### REQUIREMENT
Retype the complete listing exactly as it appears.

### Rows from a dataset
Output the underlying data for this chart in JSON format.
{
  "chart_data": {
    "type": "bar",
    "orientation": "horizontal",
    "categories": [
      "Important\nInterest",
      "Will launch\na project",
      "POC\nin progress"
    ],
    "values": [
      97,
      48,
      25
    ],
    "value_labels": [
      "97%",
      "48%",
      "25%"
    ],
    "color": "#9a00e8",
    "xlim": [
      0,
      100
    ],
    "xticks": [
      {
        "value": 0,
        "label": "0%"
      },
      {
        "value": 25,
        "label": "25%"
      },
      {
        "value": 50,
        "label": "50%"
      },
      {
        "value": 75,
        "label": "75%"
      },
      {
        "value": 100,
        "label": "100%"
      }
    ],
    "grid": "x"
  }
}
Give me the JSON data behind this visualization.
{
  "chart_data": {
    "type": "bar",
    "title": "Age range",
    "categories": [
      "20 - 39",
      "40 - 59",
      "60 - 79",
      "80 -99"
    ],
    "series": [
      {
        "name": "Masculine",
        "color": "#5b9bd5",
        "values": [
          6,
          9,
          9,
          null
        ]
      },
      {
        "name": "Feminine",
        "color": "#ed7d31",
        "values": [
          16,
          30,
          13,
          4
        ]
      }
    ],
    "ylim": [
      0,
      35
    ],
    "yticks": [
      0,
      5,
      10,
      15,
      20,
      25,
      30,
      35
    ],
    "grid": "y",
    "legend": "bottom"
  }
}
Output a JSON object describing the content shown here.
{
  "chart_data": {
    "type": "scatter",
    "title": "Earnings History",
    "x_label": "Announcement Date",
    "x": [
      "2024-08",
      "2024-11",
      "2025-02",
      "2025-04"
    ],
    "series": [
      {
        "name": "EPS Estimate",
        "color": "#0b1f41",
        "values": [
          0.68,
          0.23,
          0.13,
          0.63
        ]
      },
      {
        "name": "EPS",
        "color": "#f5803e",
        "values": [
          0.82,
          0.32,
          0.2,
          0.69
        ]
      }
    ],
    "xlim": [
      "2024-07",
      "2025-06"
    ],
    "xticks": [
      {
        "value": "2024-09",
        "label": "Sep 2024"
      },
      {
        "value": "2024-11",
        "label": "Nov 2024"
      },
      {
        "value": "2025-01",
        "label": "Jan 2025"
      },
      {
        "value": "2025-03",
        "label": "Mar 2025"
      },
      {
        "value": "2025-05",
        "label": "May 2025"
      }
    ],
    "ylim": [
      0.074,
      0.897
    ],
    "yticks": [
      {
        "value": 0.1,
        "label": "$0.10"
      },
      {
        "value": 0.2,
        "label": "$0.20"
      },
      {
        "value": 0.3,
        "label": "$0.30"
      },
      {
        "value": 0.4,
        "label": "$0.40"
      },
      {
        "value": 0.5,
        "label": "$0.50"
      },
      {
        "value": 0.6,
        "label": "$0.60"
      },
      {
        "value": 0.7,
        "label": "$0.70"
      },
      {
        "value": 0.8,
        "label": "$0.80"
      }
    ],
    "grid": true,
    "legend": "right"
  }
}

### IN RESPONSE
Output the underlying data for this chart in JSON format.
{
  "chart_data": {
    "type": "bar",
    "orientation": "horizontal",
    "categories": [
      "Important\nInterest",
      "Will launch\na project",
      "POC\nin progress"
    ],
    "values": [
      97,
      48,
      25
    ],
    "value_labels": [
      "97%",
      "48%",
      "25%"
    ],
    "color": "#9a00e8",
    "xlim": [
      0,
      100
    ],
    "xticks": [
      {
        "value": 0,
        "label": "0%"
      },
      {
        "value": 25,
        "label": "25%"
      },
      {
        "value": 50,
        "label": "50%"
      },
      {
        "value": 75,
        "label": "75%"
      },
      {
        "value": 100,
        "label": "100%"
      }
    ],
    "grid": "x"
  }
}
Give me the JSON data behind this visualization.
{
  "chart_data": {
    "type": "bar",
    "title": "Age range",
    "categories": [
      "20 - 39",
      "40 - 59",
      "60 - 79",
      "80 -99"
    ],
    "series": [
      {
        "name": "Masculine",
        "color": "#5b9bd5",
        "values": [
          6,
          9,
          9,
          null
        ]
      },
      {
        "name": "Feminine",
        "color": "#ed7d31",
        "values": [
          16,
          30,
          13,
          4
        ]
      }
    ],
    "ylim": [
      0,
      35
    ],
    "yticks": [
      0,
      5,
      10,
      15,
      20,
      25,
      30,
      35
    ],
    "grid": "y",
    "legend": "bottom"
  }
}
Output a JSON object describing the content shown here.
{
  "chart_data": {
    "type": "scatter",
    "title": "Earnings History",
    "x_label": "Announcement Date",
    "x": [
      "2024-08",
      "2024-11",
      "2025-02",
      "2025-04"
    ],
    "series": [
      {
        "name": "EPS Estimate",
        "color": "#0b1f41",
        "values": [
          0.68,
          0.23,
          0.13,
          0.63
        ]
      },
      {
        "name": "EPS",
        "color": "#f5803e",
        "values": [
          0.82,
          0.32,
          0.2,
          0.69
        ]
      }
    ],
    "xlim": [
      "2024-07",
      "2025-06"
    ],
    "xticks": [
      {
        "value": "2024-09",
        "label": "Sep 2024"
      },
      {
        "value": "2024-11",
        "label": "Nov 2024"
      },
      {
        "value": "2025-01",
        "label": "Jan 2025"
      },
      {
        "value": "2025-03",
        "label": "Mar 2025"
      },
      {
        "value": "2025-05",
        "label": "May 2025"
      }
    ],
    "ylim": [
      0.074,
      0.897
    ],
    "yticks": [
      {
        "value": 0.1,
        "label": "$0.10"
      },
      {
        "value": 0.2,
        "label": "$0.20"
      },
      {
        "value": 0.3,
        "label": "$0.30"
      },
      {
        "value": 0.4,
        "label": "$0.40"
      },
      {
        "value": 0.5,
        "label": "$0.50"
      },
      {
        "value": 0.6,
        "label": "$0.60"
      },
      {
        "value": 0.7,
        "label": "$0.70"
      },
      {
        "value": 0.8,
        "label": "$0.80"
      }
    ],
    "grid": true,
    "legend": "right"
  }
}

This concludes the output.